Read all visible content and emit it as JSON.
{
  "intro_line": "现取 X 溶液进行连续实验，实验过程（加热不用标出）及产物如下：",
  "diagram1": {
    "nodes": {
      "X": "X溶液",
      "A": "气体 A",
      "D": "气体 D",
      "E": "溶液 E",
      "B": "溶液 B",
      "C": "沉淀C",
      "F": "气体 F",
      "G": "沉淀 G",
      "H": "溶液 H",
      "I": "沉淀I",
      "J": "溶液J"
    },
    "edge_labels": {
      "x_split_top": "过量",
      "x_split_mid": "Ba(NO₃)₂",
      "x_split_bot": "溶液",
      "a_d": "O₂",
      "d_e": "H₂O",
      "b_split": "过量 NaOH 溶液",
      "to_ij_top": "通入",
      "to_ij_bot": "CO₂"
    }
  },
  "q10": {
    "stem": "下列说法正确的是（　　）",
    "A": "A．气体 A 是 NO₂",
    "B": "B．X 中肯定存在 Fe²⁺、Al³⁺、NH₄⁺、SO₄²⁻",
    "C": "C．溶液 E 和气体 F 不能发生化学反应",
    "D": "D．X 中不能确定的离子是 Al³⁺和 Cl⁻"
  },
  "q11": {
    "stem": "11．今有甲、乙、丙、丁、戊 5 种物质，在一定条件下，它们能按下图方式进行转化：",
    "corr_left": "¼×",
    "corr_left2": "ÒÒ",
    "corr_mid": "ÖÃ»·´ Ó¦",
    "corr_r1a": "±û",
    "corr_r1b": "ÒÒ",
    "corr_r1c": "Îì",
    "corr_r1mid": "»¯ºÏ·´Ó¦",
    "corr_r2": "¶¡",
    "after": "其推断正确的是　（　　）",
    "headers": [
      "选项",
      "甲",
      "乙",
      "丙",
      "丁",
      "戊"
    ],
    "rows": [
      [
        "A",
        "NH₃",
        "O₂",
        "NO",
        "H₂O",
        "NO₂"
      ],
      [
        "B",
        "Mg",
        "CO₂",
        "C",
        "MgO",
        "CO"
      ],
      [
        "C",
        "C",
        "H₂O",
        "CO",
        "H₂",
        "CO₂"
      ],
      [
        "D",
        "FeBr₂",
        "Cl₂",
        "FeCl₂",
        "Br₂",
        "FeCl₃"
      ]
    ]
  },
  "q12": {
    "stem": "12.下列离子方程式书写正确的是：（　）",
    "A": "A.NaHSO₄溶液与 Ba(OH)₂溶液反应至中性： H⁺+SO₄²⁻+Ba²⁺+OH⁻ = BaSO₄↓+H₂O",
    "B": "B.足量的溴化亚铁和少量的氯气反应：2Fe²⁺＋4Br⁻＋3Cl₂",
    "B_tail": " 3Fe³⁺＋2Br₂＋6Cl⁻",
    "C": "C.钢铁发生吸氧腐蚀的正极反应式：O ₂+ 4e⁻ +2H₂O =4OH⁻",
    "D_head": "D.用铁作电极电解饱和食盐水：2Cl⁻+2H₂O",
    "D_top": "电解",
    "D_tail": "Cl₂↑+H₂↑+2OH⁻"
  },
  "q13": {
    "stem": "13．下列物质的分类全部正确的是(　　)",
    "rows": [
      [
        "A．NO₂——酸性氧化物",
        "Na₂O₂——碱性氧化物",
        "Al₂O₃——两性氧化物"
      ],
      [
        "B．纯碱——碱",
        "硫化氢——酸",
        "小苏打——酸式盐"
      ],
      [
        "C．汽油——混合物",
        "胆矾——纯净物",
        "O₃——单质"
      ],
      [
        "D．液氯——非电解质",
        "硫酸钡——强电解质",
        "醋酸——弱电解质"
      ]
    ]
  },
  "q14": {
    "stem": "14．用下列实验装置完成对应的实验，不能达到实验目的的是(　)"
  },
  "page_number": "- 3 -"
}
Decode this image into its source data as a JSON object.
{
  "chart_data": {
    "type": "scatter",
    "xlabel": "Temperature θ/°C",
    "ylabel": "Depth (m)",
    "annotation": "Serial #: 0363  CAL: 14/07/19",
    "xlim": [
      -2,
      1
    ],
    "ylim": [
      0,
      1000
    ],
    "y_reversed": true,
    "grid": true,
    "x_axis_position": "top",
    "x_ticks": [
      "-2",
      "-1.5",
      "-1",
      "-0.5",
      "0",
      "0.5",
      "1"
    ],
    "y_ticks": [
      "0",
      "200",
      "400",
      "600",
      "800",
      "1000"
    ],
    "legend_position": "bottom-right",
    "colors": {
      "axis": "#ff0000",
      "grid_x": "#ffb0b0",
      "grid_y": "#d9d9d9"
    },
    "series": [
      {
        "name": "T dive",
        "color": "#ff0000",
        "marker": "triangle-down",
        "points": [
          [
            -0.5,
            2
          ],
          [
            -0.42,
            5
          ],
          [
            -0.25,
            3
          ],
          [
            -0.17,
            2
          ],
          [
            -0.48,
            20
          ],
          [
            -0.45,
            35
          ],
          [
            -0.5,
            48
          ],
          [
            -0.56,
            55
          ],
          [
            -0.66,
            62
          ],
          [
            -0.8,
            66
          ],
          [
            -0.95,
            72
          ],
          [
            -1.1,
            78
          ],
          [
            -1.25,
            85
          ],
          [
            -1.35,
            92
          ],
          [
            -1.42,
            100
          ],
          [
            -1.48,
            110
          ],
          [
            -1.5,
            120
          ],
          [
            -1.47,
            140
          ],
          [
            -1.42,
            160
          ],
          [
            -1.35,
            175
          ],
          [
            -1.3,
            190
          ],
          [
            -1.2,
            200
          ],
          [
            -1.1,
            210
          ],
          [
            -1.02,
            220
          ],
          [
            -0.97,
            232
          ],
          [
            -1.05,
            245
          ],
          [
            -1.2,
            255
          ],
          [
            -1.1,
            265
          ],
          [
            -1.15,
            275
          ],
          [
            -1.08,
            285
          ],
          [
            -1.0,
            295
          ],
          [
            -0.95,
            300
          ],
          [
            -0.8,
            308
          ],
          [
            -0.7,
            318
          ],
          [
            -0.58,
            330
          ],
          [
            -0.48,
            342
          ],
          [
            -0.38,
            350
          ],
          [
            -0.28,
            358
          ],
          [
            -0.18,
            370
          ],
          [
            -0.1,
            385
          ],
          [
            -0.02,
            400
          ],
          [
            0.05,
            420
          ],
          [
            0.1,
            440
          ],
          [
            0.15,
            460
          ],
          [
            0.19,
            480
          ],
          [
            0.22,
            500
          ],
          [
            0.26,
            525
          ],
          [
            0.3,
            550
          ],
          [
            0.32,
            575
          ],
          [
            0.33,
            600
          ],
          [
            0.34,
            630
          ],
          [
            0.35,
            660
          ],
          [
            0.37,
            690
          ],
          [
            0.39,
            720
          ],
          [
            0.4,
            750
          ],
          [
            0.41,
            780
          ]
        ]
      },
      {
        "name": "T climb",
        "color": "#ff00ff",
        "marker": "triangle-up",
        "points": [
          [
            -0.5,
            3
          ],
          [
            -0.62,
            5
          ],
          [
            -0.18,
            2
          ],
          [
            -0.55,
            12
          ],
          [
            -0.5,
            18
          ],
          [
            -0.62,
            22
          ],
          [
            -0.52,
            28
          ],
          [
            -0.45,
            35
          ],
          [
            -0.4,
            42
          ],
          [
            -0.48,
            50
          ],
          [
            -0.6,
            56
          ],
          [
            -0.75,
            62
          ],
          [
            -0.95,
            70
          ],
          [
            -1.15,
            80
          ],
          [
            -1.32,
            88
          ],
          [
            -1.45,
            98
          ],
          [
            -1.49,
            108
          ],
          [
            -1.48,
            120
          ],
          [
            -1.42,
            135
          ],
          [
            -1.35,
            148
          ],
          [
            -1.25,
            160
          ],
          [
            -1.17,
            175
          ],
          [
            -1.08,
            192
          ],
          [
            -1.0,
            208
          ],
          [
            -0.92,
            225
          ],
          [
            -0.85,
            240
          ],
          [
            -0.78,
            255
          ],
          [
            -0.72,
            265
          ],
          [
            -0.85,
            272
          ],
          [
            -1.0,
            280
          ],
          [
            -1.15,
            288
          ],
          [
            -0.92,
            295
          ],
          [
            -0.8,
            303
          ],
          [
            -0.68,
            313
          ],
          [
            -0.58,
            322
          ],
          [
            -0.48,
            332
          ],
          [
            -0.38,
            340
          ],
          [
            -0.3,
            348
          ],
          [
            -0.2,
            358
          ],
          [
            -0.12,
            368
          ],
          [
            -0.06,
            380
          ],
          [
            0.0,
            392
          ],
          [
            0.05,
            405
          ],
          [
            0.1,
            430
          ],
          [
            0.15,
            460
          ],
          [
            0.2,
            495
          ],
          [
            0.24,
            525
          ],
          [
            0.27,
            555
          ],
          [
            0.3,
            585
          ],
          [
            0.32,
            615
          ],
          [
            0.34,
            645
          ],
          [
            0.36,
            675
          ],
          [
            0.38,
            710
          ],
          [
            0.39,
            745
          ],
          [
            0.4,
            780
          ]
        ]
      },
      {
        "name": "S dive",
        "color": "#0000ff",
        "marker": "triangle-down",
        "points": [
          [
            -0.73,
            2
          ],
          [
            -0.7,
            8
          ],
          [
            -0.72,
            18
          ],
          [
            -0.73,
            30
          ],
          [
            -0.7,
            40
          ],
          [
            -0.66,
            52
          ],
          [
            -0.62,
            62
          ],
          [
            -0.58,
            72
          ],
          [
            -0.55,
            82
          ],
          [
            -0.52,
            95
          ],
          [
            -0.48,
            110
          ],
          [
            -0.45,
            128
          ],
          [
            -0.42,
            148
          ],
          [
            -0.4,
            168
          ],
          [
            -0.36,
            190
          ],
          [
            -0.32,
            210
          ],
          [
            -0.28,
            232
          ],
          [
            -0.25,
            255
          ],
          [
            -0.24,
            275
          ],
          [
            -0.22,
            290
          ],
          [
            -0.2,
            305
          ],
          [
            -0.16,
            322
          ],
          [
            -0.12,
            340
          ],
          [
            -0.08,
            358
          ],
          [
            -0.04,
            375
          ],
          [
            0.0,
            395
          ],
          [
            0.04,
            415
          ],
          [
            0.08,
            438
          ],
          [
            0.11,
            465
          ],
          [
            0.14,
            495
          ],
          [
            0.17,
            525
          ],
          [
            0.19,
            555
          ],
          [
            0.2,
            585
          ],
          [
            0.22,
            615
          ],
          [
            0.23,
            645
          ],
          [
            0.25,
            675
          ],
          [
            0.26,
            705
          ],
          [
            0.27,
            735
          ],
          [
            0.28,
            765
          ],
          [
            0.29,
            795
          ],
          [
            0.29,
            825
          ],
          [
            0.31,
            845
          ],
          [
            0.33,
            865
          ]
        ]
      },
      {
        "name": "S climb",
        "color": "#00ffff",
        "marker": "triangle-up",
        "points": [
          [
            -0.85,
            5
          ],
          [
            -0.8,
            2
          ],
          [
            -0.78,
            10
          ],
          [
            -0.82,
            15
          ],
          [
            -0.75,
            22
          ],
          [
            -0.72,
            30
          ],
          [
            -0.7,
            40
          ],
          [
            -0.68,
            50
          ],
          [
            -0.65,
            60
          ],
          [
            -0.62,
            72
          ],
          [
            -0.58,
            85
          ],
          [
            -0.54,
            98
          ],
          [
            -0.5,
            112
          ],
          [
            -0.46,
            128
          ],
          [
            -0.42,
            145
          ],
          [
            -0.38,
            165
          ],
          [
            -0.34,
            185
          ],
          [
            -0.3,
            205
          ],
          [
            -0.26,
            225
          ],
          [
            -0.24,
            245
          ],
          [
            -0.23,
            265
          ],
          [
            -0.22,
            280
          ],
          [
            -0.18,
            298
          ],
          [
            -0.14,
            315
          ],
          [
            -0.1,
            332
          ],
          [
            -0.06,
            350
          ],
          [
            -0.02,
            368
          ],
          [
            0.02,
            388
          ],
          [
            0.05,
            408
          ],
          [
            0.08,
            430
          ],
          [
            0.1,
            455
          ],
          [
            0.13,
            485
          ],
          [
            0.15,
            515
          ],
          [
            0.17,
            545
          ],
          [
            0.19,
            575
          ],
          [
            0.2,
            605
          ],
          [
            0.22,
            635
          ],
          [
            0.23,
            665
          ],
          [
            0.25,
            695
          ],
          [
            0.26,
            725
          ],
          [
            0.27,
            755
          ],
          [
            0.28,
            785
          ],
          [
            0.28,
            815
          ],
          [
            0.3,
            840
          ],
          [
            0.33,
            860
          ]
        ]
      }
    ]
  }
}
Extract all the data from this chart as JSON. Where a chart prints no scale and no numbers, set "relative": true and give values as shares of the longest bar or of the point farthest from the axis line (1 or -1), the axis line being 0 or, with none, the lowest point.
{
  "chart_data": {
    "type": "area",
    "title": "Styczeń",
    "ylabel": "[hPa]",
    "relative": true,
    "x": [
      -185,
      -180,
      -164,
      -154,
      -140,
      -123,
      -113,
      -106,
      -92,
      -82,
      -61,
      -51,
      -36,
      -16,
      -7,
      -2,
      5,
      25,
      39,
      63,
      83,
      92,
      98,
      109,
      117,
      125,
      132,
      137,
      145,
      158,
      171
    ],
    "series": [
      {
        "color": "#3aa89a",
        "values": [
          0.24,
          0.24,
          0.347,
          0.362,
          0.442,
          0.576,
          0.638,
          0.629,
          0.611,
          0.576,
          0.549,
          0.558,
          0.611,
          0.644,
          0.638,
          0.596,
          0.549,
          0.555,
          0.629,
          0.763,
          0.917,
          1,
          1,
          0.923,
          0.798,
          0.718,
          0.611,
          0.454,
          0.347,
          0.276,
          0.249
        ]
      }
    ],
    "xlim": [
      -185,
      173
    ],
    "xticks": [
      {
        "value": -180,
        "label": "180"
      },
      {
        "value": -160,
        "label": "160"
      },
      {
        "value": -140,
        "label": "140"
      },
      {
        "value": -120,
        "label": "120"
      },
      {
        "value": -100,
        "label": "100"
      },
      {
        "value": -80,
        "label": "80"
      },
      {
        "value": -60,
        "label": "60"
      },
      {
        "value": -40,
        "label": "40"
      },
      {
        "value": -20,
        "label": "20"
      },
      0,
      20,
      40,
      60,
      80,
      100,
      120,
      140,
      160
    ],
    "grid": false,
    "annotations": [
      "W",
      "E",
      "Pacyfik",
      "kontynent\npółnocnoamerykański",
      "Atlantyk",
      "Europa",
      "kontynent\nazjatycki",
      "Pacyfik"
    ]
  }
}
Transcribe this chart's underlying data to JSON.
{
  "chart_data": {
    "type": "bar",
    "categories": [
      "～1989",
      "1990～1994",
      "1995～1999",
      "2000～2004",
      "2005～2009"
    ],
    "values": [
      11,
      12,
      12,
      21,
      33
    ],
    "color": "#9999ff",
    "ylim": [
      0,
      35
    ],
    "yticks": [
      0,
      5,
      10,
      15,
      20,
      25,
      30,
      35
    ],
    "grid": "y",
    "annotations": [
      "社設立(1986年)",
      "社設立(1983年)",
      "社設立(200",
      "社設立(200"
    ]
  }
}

————————

TASK REQUIREMENTS –
Look through the data above. Each line containing the word "JSON" needs to be copied.

THE OUTPUT –
Read all visible content and emit it as JSON.
Decode this image into its source data as a JSON object.
Extract all the data from this chart as JSON. Where a chart prints no scale and no numbers, set "relative": true and give values as shares of the longest bar or of the point farthest from the axis line (1 or -1), the axis line being 0 or, with none, the lowest point.
Transcribe this chart's underlying data to JSON.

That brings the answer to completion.